__EXERCISE DETAILS__: Write out the following lines verbatim, starting at the line containing "usb-media-screen[interactable]: IDRIS ELBA" and ending at the line containing "add-to-library-button[interactable]: + (528, 984, 562, 1004)", both included.

Collected data:
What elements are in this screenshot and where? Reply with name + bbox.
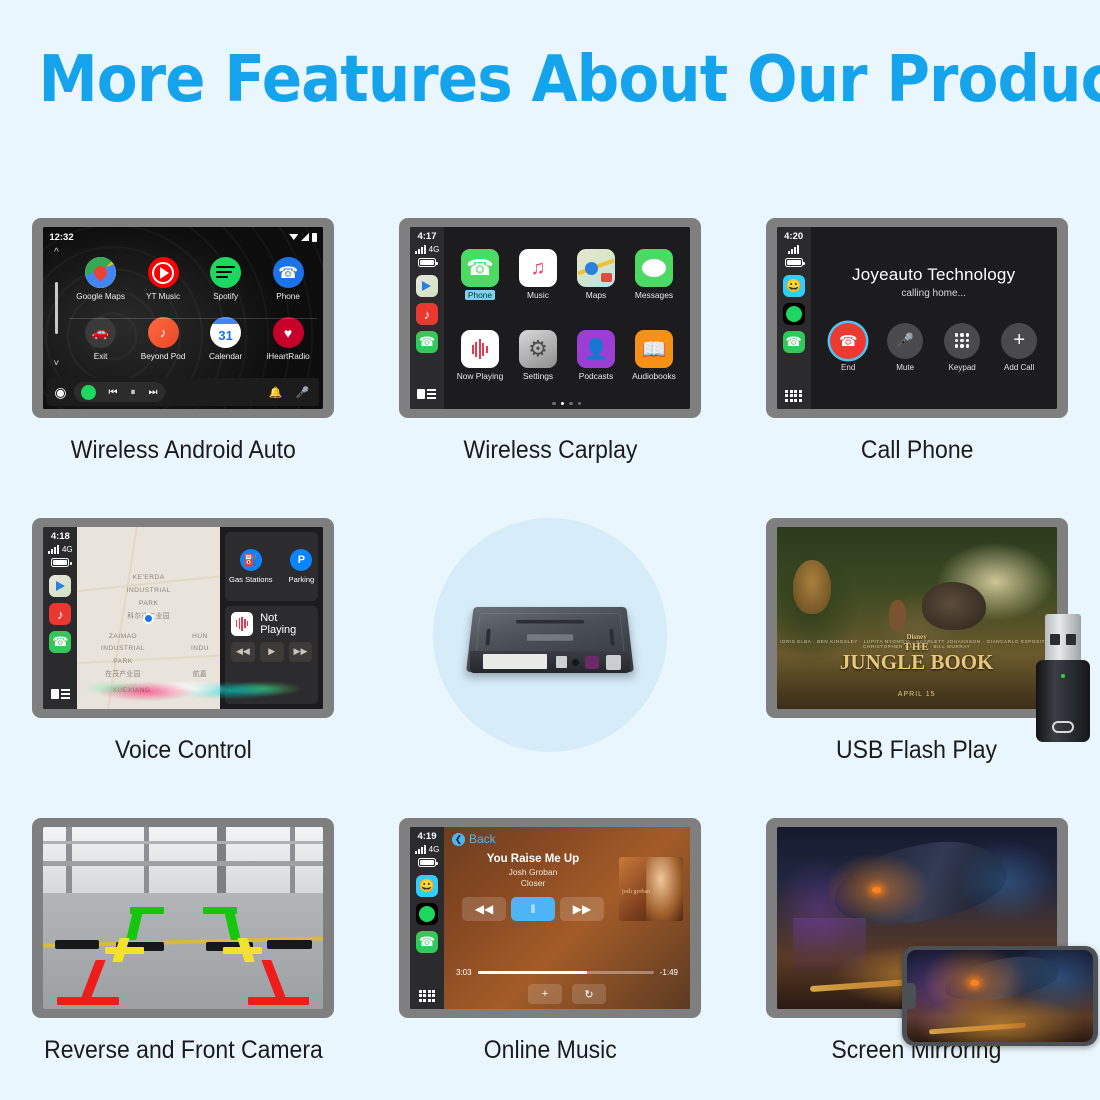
usb-media-screen[interactable]: IDRIS ELBA · BEN KINGSLEY · LUPITA NYONG… (777, 527, 1057, 709)
carplay-home: 4:17 4G ♪ ☎ (410, 227, 690, 409)
track-album: Closer (454, 878, 612, 888)
music-layout: 4:19 4G 😀 ☎ (410, 827, 690, 1009)
feature-card-voice-control: 4:18 4G ♪ ☎ (0, 518, 367, 818)
box-front-face (470, 651, 630, 673)
garage-ceiling (43, 827, 323, 893)
phone-notch (907, 983, 916, 1009)
feature-caption: Wireless Android Auto (71, 436, 296, 465)
android-auto-screen[interactable]: 12:32 ^ ˅ (43, 227, 323, 409)
usb-connector (1045, 614, 1081, 666)
app-phone[interactable]: ☎ Phone (257, 249, 320, 309)
app-settings[interactable]: ⚙ Settings (510, 316, 566, 395)
wheel-stopper (55, 940, 100, 949)
current-location-dot (143, 613, 154, 624)
carplay-screen[interactable]: 4:17 4G ♪ ☎ (410, 227, 690, 409)
app-label: Calendar (209, 352, 242, 361)
end-call-button[interactable]: ☎ End (830, 323, 866, 372)
netease-music-icon[interactable]: ♪ (416, 303, 438, 325)
android-auto-app-grid: Google Maps YT Music (69, 249, 319, 369)
page-dot[interactable] (552, 402, 556, 406)
feature-card-online-music: 4:19 4G 😀 ☎ (367, 818, 734, 1100)
add-to-library-button[interactable]: + (528, 984, 562, 1004)
poi-label: Gas Stations (229, 575, 272, 584)
car-display-bezel: 4:17 4G ♪ ☎ (399, 218, 701, 418)
exit-car-icon: 🚗 (85, 317, 116, 348)
call-screen[interactable]: 4:20 😀 ☎ (777, 227, 1057, 409)
rewind-button[interactable]: ◀◀ (231, 642, 255, 662)
app-grid-icon[interactable] (785, 390, 802, 402)
music-sidebar: 4:19 4G 😀 ☎ (410, 827, 444, 1009)
guideline-red-left-tick (57, 997, 119, 1005)
map-label: HUN (129, 633, 220, 642)
audiobooks-icon: 📖 (635, 330, 673, 368)
app-label: Google Maps (76, 292, 125, 301)
android-auto-status-bar: 12:32 (43, 230, 323, 244)
page-title: More Features About Our Product (39, 48, 1062, 112)
calendar-icon: 31 (210, 317, 241, 348)
car-display-bezel: 4:18 4G ♪ ☎ (32, 518, 334, 718)
album-artwork: josh groban (619, 857, 683, 921)
progress-bar[interactable] (478, 971, 654, 974)
app-label: Messages (635, 290, 673, 300)
app-audiobooks[interactable]: 📖 Audiobooks (626, 316, 682, 395)
apple-maps-icon (577, 249, 615, 287)
usb-led-icon (1061, 674, 1065, 678)
carplay-app-area: ☎ Phone ♫ Music (444, 227, 690, 409)
fakra-connector (585, 656, 599, 669)
poi-card: ⛽ Gas Stations P Parking (225, 532, 318, 601)
spotify-icon[interactable] (783, 303, 805, 325)
waze-icon[interactable]: 😀 (783, 275, 805, 297)
youtube-music-icon (148, 257, 179, 288)
feature-card-android-auto: 12:32 ^ ˅ (0, 218, 367, 518)
usb-flash-drive (1036, 614, 1090, 742)
pause-button[interactable]: ‖ (511, 897, 555, 921)
character-eye (872, 887, 881, 893)
taskbar-right: 🔔 🎤 (269, 386, 312, 399)
track-info: You Raise Me Up Josh Groban Closer ◀◀ ‖ … (454, 853, 612, 921)
chevron-up-icon[interactable]: ^ (54, 247, 59, 258)
product-feature-page: More Features About Our Product 12:32 (0, 48, 1100, 1100)
network-label: 4G (429, 845, 440, 854)
keypad-button[interactable]: Keypad (944, 323, 980, 372)
caller-name: Joyeauto Technology (852, 265, 1015, 285)
track-title: You Raise Me Up (454, 853, 612, 865)
transport-controls: ◀◀ ▶ ▶▶ (231, 642, 312, 662)
app-label: Podcasts (579, 371, 613, 381)
rewind-button[interactable]: ◀◀ (462, 897, 506, 921)
feature-card-call-phone: 4:20 😀 ☎ (733, 218, 1100, 518)
google-assistant-mic-icon[interactable]: 🎤 (296, 386, 310, 399)
power-connector (483, 654, 547, 669)
call-layout: 4:20 😀 ☎ (777, 227, 1057, 409)
parking-p-icon: P (290, 549, 312, 571)
game-artwork-mirrored (907, 950, 1093, 1042)
back-button[interactable]: ❮ Back (452, 832, 496, 846)
android-auto-taskbar: ◉ ⏮ ⏸ ⏭ 🔔 🎤 (47, 378, 319, 406)
track-artist: Josh Groban (454, 867, 612, 877)
now-playing-list-icon[interactable] (416, 383, 438, 405)
page-dot-active[interactable] (561, 402, 565, 406)
poi-label: Parking (289, 575, 315, 584)
app-maps[interactable]: Maps (568, 235, 624, 314)
poi-parking[interactable]: P Parking (289, 549, 315, 584)
bell-icon[interactable]: 🔔 (269, 386, 283, 399)
play-button[interactable]: ▶ (260, 642, 284, 662)
now-playing-list-icon[interactable] (49, 683, 71, 705)
voice-control-screen[interactable]: 4:18 4G ♪ ☎ (43, 527, 323, 709)
signal-icon (788, 245, 799, 254)
status-time: 4:18 (51, 531, 70, 542)
sidebar-app-icons: 😀 ☎ (783, 275, 805, 353)
now-playing-icon (461, 330, 499, 368)
previous-track-button[interactable]: ⏮ (109, 387, 118, 398)
carplay-sidebar: 4:17 4G ♪ ☎ (410, 227, 444, 409)
maps-icon[interactable] (49, 575, 71, 597)
playback-controls: ◀◀ ‖ ▶▶ (454, 897, 612, 921)
wifi-icon (289, 234, 298, 240)
app-label: Phone (465, 290, 495, 300)
voice-main: KE'ERDA INDUSTRIAL PARK 科尔达工业园 ZAIMAO IN… (77, 527, 323, 709)
guideline-green-left-tick (130, 907, 164, 914)
car-display-bezel: IDRIS ELBA · BEN KINGSLEY · LUPITA NYONG… (766, 518, 1068, 718)
guideline-yellow-left-tick (105, 947, 144, 954)
chevron-down-icon[interactable]: ˅ (53, 358, 59, 369)
sidebar-app-icons: 😀 ☎ (416, 875, 438, 953)
feature-caption: Online Music (484, 1036, 617, 1065)
fire-trail (929, 1023, 1026, 1035)
app-label: Exit (94, 352, 108, 361)
status-time: 12:32 (49, 232, 73, 243)
network-label: 4G (429, 245, 440, 254)
app-label: Settings (523, 371, 553, 381)
button-label: Keypad (949, 363, 976, 372)
phone-icon[interactable]: ☎ (416, 331, 438, 353)
now-playing-row: Not Playing (231, 612, 312, 636)
phone-screen (907, 950, 1093, 1042)
feature-caption: Wireless Carplay (463, 436, 637, 465)
camera-feed (43, 827, 323, 1009)
netease-music-icon[interactable]: ♪ (49, 603, 71, 625)
car-display-bezel: 12:32 ^ ˅ (32, 218, 334, 418)
android-auto-scroll-rail[interactable]: ^ ˅ (48, 247, 64, 369)
usb-port (556, 656, 567, 668)
feature-caption: Voice Control (115, 736, 252, 765)
page-dot[interactable] (578, 402, 582, 406)
network-label: 4G (62, 545, 73, 554)
progress-area[interactable]: 3:03 -1:49 (456, 968, 678, 977)
signal-icon (301, 233, 309, 241)
pause-button[interactable]: ⏸ (131, 387, 136, 398)
feature-card-usb-flash-play: IDRIS ELBA · BEN KINGSLEY · LUPITA NYONG… (733, 518, 1100, 818)
app-podcasts[interactable]: 👤 Podcasts (568, 316, 624, 395)
voice-sidebar: 4:18 4G ♪ ☎ (43, 527, 77, 709)
mowgli-figure (889, 600, 906, 632)
poster-title: Disney THE JUNGLE BOOK (777, 633, 1057, 673)
poster-release-date: APRIL 15 (777, 691, 1057, 698)
phone-icon: ☎ (461, 249, 499, 287)
app-label: Beyond Pod (141, 352, 186, 361)
car-display-bezel (766, 818, 1068, 1018)
spotify-icon (210, 257, 241, 288)
mic-port (572, 659, 579, 666)
status-time: 4:17 (417, 231, 436, 242)
waze-icon[interactable]: 😀 (416, 875, 438, 897)
apple-music-icon: ♫ (519, 249, 557, 287)
status-icons (289, 233, 317, 242)
lvds-connector (606, 655, 621, 670)
app-grid-icon[interactable] (419, 990, 436, 1002)
app-label: Now Playing (457, 371, 504, 381)
tiger-figure (793, 560, 831, 614)
app-label: Music (527, 290, 549, 300)
guideline-green-right-tick (203, 907, 237, 914)
signal-icon: 4G (415, 845, 440, 854)
messages-icon (635, 249, 673, 287)
page-indicator[interactable] (444, 402, 690, 406)
fast-forward-button[interactable]: ▶▶ (560, 897, 604, 921)
phone-icon: ☎ (273, 257, 304, 288)
add-call-plus-icon: + (1001, 323, 1037, 359)
app-now-playing[interactable]: Now Playing (452, 316, 508, 395)
app-phone[interactable]: ☎ Phone (452, 235, 508, 314)
music-main: ❮ Back You Raise Me Up Josh Groban Close… (444, 827, 690, 1009)
carplay-app-grid: ☎ Phone ♫ Music (444, 227, 690, 409)
map-label: KE'ERDA (77, 574, 220, 583)
map-label: PARK (77, 600, 220, 609)
extra-controls: + ↻ (444, 984, 690, 1004)
keypad-icon (944, 323, 980, 359)
siri-waveform (77, 663, 323, 709)
mute-button[interactable]: 🎤 Mute (887, 323, 923, 372)
add-call-button[interactable]: + Add Call (1001, 323, 1037, 372)
feature-grid: 12:32 ^ ˅ (0, 218, 1100, 1100)
poster-artwork (777, 527, 1057, 709)
call-content: Joyeauto Technology calling home... ☎ En… (811, 227, 1057, 409)
feature-card-carplay: 4:17 4G ♪ ☎ (367, 218, 734, 518)
car-display-bezel (32, 818, 334, 1018)
guideline-red-right-tick (248, 997, 310, 1005)
signal-icon: 4G (48, 545, 73, 554)
maps-icon[interactable] (416, 275, 438, 297)
usb-lanyard-slot (1052, 721, 1074, 733)
reverse-camera-screen[interactable] (43, 827, 323, 1009)
now-playing-icon (231, 612, 253, 636)
feature-caption: Reverse and Front Camera (44, 1036, 323, 1065)
app-yt-music[interactable]: YT Music (132, 249, 195, 309)
mute-microphone-icon: 🎤 (887, 323, 923, 359)
app-label: Spotify (213, 292, 238, 301)
bear-figure (922, 582, 986, 630)
poster-title-line2: JUNGLE BOOK (777, 653, 1057, 673)
back-label: Back (469, 832, 496, 846)
call-main: Joyeauto Technology calling home... ☎ En… (811, 227, 1057, 409)
artwork-label: josh groban (622, 889, 650, 895)
app-spotify[interactable]: Spotify (194, 249, 257, 309)
app-google-maps[interactable]: Google Maps (69, 249, 132, 309)
row-divider (69, 318, 317, 319)
map-label: INDUSTRIAL (77, 587, 220, 596)
app-music[interactable]: ♫ Music (510, 235, 566, 314)
gas-station-icon: ⛽ (240, 549, 262, 571)
character-eye (970, 980, 979, 986)
battery-icon (312, 233, 317, 242)
map-label: INDU (129, 645, 220, 654)
media-controls: ⏮ ⏸ ⏭ (74, 382, 165, 402)
movie-poster: IDRIS ELBA · BEN KINGSLEY · LUPITA NYONG… (777, 527, 1057, 709)
battery-icon (418, 258, 436, 267)
chevron-left-icon: ❮ (452, 833, 465, 846)
character-cape (942, 951, 1062, 1005)
spotify-icon[interactable] (81, 385, 96, 400)
google-maps-icon (85, 257, 116, 288)
status-time: 4:19 (417, 831, 436, 842)
app-label: Audiobooks (632, 371, 676, 381)
phone-icon[interactable]: ☎ (783, 331, 805, 353)
home-circle-icon[interactable]: ◉ (54, 384, 66, 401)
wheel-stopper (267, 940, 312, 949)
call-actions: ☎ End 🎤 Mute (830, 323, 1037, 372)
elapsed-time: 3:03 (456, 968, 472, 977)
button-label: End (841, 363, 855, 372)
app-label: Maps (586, 290, 606, 300)
button-label: Mute (896, 363, 914, 372)
battery-icon (785, 258, 803, 267)
battery-icon (51, 558, 69, 567)
repeat-button[interactable]: ↻ (572, 984, 606, 1004)
car-display-bezel: 4:19 4G 😀 ☎ (399, 818, 701, 1018)
phone-icon[interactable]: ☎ (416, 931, 438, 953)
poster-studio: Disney (777, 633, 1057, 641)
guideline-yellow-right-tick (223, 947, 262, 954)
signal-icon: 4G (415, 245, 440, 254)
car-display-bezel: 4:20 😀 ☎ (766, 218, 1068, 418)
button-label: Add Call (1004, 363, 1034, 372)
call-sidebar: 4:20 😀 ☎ (777, 227, 811, 409)
product-interface-box (470, 597, 630, 673)
sidebar-app-icons: ♪ ☎ (49, 575, 71, 653)
status-time: 4:20 (784, 231, 803, 242)
sidebar-app-icons: ♪ ☎ (416, 275, 438, 353)
mirrored-phone (902, 946, 1098, 1046)
end-call-icon: ☎ (830, 323, 866, 359)
feature-caption: Call Phone (860, 436, 973, 465)
app-messages[interactable]: Messages (626, 235, 682, 314)
feature-card-screen-mirroring: Screen Mirroring (733, 818, 1100, 1100)
feature-card-product-box (367, 518, 734, 818)
iheartradio-icon: ♥ (273, 317, 304, 348)
poi-gas-stations[interactable]: ⛽ Gas Stations (229, 549, 272, 584)
call-status-text: calling home... (901, 288, 965, 299)
calendar-day: 31 (218, 328, 232, 343)
feature-card-reverse-camera: Reverse and Front Camera (0, 818, 367, 1100)
fast-forward-button[interactable]: ▶▶ (289, 642, 313, 662)
remaining-time: -1:49 (660, 968, 678, 977)
scrollbar-thumb[interactable] (55, 282, 58, 334)
character-cape (828, 833, 1011, 933)
beyond-pod-icon: ♪ (148, 317, 179, 348)
city-skyline (793, 918, 866, 973)
music-background: ❮ Back You Raise Me Up Josh Groban Close… (444, 827, 690, 1009)
phone-icon[interactable]: ☎ (49, 631, 71, 653)
spotify-icon[interactable] (416, 903, 438, 925)
app-label: iHeartRadio (266, 352, 309, 361)
feature-caption: USB Flash Play (836, 736, 997, 765)
battery-icon (418, 858, 436, 867)
voice-layout: 4:18 4G ♪ ☎ (43, 527, 323, 709)
product-circle-backdrop (433, 518, 667, 752)
usb-body (1036, 660, 1090, 742)
page-dot[interactable] (569, 402, 573, 406)
next-track-button[interactable]: ⏭ (149, 387, 158, 398)
music-player-screen[interactable]: 4:19 4G 😀 ☎ (410, 827, 690, 1009)
now-playing-label: Not Playing (260, 612, 312, 636)
app-label: Phone (276, 292, 300, 301)
settings-gear-icon: ⚙ (519, 330, 557, 368)
podcasts-icon: 👤 (577, 330, 615, 368)
app-label: YT Music (146, 292, 180, 301)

__REPLY TO THE EXERCISE__:
usb-media-screen[interactable]: IDRIS ELBA · BEN KINGSLEY · LUPITA NYONG… (777, 527, 1057, 709)
carplay-home: 4:17 4G ♪ ☎ (410, 227, 690, 409)
track-album: Closer (454, 878, 612, 888)
music-layout: 4:19 4G 😀 ☎ (410, 827, 690, 1009)
feature-card-voice-control: 4:18 4G ♪ ☎ (0, 518, 367, 818)
box-front-face (470, 651, 630, 673)
garage-ceiling (43, 827, 323, 893)
phone-notch (907, 983, 916, 1009)
feature-caption: Wireless Android Auto (71, 436, 296, 465)
android-auto-screen[interactable]: 12:32 ^ ˅ (43, 227, 323, 409)
usb-connector (1045, 614, 1081, 666)
app-phone[interactable]: ☎ Phone (257, 249, 320, 309)
app-settings[interactable]: ⚙ Settings (510, 316, 566, 395)
wheel-stopper (55, 940, 100, 949)
current-location-dot (143, 613, 154, 624)
carplay-screen[interactable]: 4:17 4G ♪ ☎ (410, 227, 690, 409)
app-label: Calendar (209, 352, 242, 361)
end-call-button[interactable]: ☎ End (830, 323, 866, 372)
netease-music-icon[interactable]: ♪ (416, 303, 438, 325)
android-auto-app-grid: Google Maps YT Music (69, 249, 319, 369)
page-dot[interactable] (552, 402, 556, 406)
feature-card-online-music: 4:19 4G 😀 ☎ (367, 818, 734, 1100)
add-to-library-button[interactable]: + (528, 984, 562, 1004)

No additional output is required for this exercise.